- [PROBLEM] Below are records to be output exactly, every one of them.

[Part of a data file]

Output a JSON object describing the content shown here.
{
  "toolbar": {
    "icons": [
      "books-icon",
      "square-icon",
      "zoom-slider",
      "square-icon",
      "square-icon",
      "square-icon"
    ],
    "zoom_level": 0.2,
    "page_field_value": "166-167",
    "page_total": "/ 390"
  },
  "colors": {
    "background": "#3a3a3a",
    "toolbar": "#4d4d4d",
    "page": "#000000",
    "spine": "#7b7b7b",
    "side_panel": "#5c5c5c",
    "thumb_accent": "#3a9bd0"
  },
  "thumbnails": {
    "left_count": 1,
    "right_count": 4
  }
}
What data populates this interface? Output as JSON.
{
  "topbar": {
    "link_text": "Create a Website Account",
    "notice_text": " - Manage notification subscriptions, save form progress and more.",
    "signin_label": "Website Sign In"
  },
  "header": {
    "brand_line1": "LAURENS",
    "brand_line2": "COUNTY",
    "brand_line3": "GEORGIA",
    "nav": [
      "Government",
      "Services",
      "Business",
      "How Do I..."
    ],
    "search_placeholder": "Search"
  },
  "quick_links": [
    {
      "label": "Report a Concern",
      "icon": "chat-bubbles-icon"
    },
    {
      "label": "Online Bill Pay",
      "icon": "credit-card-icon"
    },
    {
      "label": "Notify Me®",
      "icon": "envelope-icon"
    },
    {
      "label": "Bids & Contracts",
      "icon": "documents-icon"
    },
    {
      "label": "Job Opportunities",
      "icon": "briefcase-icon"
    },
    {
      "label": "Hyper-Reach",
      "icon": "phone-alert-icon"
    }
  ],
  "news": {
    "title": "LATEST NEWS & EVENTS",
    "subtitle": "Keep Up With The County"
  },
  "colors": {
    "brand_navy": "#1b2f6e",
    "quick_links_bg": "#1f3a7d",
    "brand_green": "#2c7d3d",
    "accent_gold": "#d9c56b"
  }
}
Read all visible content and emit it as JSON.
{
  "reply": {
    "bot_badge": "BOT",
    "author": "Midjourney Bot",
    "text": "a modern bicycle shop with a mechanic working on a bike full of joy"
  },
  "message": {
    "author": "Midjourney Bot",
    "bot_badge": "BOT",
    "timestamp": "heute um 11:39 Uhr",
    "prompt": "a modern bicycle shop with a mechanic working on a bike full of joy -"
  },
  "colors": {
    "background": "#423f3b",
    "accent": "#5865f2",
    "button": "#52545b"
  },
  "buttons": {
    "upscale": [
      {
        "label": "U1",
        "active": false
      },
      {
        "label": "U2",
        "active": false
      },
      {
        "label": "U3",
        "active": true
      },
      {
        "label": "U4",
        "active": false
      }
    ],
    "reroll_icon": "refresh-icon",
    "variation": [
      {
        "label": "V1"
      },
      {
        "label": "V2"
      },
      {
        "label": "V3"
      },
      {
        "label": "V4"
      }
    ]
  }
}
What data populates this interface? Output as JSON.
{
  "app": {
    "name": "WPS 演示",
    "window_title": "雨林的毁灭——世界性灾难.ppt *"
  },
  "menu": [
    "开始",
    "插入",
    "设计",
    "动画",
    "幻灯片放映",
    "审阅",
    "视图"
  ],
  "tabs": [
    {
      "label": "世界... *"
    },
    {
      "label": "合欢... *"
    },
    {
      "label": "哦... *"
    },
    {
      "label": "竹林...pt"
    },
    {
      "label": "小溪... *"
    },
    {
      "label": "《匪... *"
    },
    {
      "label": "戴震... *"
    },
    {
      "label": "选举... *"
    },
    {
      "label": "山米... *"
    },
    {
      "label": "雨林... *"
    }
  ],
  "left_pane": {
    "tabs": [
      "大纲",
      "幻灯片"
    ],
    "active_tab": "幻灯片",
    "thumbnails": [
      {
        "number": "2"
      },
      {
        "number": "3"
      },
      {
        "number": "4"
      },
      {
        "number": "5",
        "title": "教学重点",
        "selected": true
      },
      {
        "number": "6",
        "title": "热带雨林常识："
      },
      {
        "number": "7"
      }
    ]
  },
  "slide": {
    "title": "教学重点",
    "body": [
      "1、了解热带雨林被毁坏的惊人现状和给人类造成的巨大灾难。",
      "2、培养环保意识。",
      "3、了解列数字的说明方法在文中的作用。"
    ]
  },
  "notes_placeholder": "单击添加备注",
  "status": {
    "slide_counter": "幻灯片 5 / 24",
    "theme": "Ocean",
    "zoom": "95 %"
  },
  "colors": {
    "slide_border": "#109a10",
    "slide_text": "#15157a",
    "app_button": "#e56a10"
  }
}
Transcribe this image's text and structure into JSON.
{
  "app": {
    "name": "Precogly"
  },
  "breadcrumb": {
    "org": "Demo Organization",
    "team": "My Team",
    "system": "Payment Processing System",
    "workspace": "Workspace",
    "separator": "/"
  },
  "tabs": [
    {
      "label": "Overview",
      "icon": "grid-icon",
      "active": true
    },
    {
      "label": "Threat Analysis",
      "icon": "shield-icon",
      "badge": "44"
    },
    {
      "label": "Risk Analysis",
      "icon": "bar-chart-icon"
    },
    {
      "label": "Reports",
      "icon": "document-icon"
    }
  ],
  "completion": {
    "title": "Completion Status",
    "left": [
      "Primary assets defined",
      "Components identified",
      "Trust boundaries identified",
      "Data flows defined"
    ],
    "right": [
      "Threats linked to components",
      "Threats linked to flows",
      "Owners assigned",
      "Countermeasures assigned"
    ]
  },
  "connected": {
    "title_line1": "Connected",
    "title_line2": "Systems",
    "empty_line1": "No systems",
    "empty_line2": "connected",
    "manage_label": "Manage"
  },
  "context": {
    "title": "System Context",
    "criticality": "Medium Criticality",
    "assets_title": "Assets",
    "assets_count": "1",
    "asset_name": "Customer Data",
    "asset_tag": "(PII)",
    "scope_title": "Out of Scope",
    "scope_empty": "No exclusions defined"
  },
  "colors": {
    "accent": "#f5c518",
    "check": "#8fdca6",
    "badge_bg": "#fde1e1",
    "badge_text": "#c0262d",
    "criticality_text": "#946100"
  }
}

- [FULL SOLUTION]
Output a JSON object describing the content shown here.
{
  "toolbar": {
    "icons": [
      "books-icon",
      "square-icon",
      "zoom-slider",
      "square-icon",
      "square-icon",
      "square-icon"
    ],
    "zoom_level": 0.2,
    "page_field_value": "166-167",
    "page_total": "/ 390"
  },
  "colors": {
    "background": "#3a3a3a",
    "toolbar": "#4d4d4d",
    "page": "#000000",
    "spine": "#7b7b7b",
    "side_panel": "#5c5c5c",
    "thumb_accent": "#3a9bd0"
  },
  "thumbnails": {
    "left_count": 1,
    "right_count": 4
  }
}
What data populates this interface? Output as JSON.
{
  "topbar": {
    "link_text": "Create a Website Account",
    "notice_text": " - Manage notification subscriptions, save form progress and more.",
    "signin_label": "Website Sign In"
  },
  "header": {
    "brand_line1": "LAURENS",
    "brand_line2": "COUNTY",
    "brand_line3": "GEORGIA",
    "nav": [
      "Government",
      "Services",
      "Business",
      "How Do I..."
    ],
    "search_placeholder": "Search"
  },
  "quick_links": [
    {
      "label": "Report a Concern",
      "icon": "chat-bubbles-icon"
    },
    {
      "label": "Online Bill Pay",
      "icon": "credit-card-icon"
    },
    {
      "label": "Notify Me®",
      "icon": "envelope-icon"
    },
    {
      "label": "Bids & Contracts",
      "icon": "documents-icon"
    },
    {
      "label": "Job Opportunities",
      "icon": "briefcase-icon"
    },
    {
      "label": "Hyper-Reach",
      "icon": "phone-alert-icon"
    }
  ],
  "news": {
    "title": "LATEST NEWS & EVENTS",
    "subtitle": "Keep Up With The County"
  },
  "colors": {
    "brand_navy": "#1b2f6e",
    "quick_links_bg": "#1f3a7d",
    "brand_green": "#2c7d3d",
    "accent_gold": "#d9c56b"
  }
}
Read all visible content and emit it as JSON.
{
  "reply": {
    "bot_badge": "BOT",
    "author": "Midjourney Bot",
    "text": "a modern bicycle shop with a mechanic working on a bike full of joy"
  },
  "message": {
    "author": "Midjourney Bot",
    "bot_badge": "BOT",
    "timestamp": "heute um 11:39 Uhr",
    "prompt": "a modern bicycle shop with a mechanic working on a bike full of joy -"
  },
  "colors": {
    "background": "#423f3b",
    "accent": "#5865f2",
    "button": "#52545b"
  },
  "buttons": {
    "upscale": [
      {
        "label": "U1",
        "active": false
      },
      {
        "label": "U2",
        "active": false
      },
      {
        "label": "U3",
        "active": true
      },
      {
        "label": "U4",
        "active": false
      }
    ],
    "reroll_icon": "refresh-icon",
    "variation": [
      {
        "label": "V1"
      },
      {
        "label": "V2"
      },
      {
        "label": "V3"
      },
      {
        "label": "V4"
      }
    ]
  }
}
What data populates this interface? Output as JSON.
{
  "app": {
    "name": "WPS 演示",
    "window_title": "雨林的毁灭——世界性灾难.ppt *"
  },
  "menu": [
    "开始",
    "插入",
    "设计",
    "动画",
    "幻灯片放映",
    "审阅",
    "视图"
  ],
  "tabs": [
    {
      "label": "世界... *"
    },
    {
      "label": "合欢... *"
    },
    {
      "label": "哦... *"
    },
    {
      "label": "竹林...pt"
    },
    {
      "label": "小溪... *"
    },
    {
      "label": "《匪... *"
    },
    {
      "label": "戴震... *"
    },
    {
      "label": "选举... *"
    },
    {
      "label": "山米... *"
    },
    {
      "label": "雨林... *"
    }
  ],
  "left_pane": {
    "tabs": [
      "大纲",
      "幻灯片"
    ],
    "active_tab": "幻灯片",
    "thumbnails": [
      {
        "number": "2"
      },
      {
        "number": "3"
      },
      {
        "number": "4"
      },
      {
        "number": "5",
        "title": "教学重点",
        "selected": true
      },
      {
        "number": "6",
        "title": "热带雨林常识："
      },
      {
        "number": "7"
      }
    ]
  },
  "slide": {
    "title": "教学重点",
    "body": [
      "1、了解热带雨林被毁坏的惊人现状和给人类造成的巨大灾难。",
      "2、培养环保意识。",
      "3、了解列数字的说明方法在文中的作用。"
    ]
  },
  "notes_placeholder": "单击添加备注",
  "status": {
    "slide_counter": "幻灯片 5 / 24",
    "theme": "Ocean",
    "zoom": "95 %"
  },
  "colors": {
    "slide_border": "#109a10",
    "slide_text": "#15157a",
    "app_button": "#e56a10"
  }
}
Transcribe this image's text and structure into JSON.
{
  "app": {
    "name": "Precogly"
  },
  "breadcrumb": {
    "org": "Demo Organization",
    "team": "My Team",
    "system": "Payment Processing System",
    "workspace": "Workspace",
    "separator": "/"
  },
  "tabs": [
    {
      "label": "Overview",
      "icon": "grid-icon",
      "active": true
    },
    {
      "label": "Threat Analysis",
      "icon": "shield-icon",
      "badge": "44"
    },
    {
      "label": "Risk Analysis",
      "icon": "bar-chart-icon"
    },
    {
      "label": "Reports",
      "icon": "document-icon"
    }
  ],
  "completion": {
    "title": "Completion Status",
    "left": [
      "Primary assets defined",
      "Components identified",
      "Trust boundaries identified",
      "Data flows defined"
    ],
    "right": [
      "Threats linked to components",
      "Threats linked to flows",
      "Owners assigned",
      "Countermeasures assigned"
    ]
  },
  "connected": {
    "title_line1": "Connected",
    "title_line2": "Systems",
    "empty_line1": "No systems",
    "empty_line2": "connected",
    "manage_label": "Manage"
  },
  "context": {
    "title": "System Context",
    "criticality": "Medium Criticality",
    "assets_title": "Assets",
    "assets_count": "1",
    "asset_name": "Customer Data",
    "asset_tag": "(PII)",
    "scope_title": "Out of Scope",
    "scope_empty": "No exclusions defined"
  },
  "colors": {
    "accent": "#f5c518",
    "check": "#8fdca6",
    "badge_bg": "#fde1e1",
    "badge_text": "#c0262d",
    "criticality_text": "#946100"
  }
}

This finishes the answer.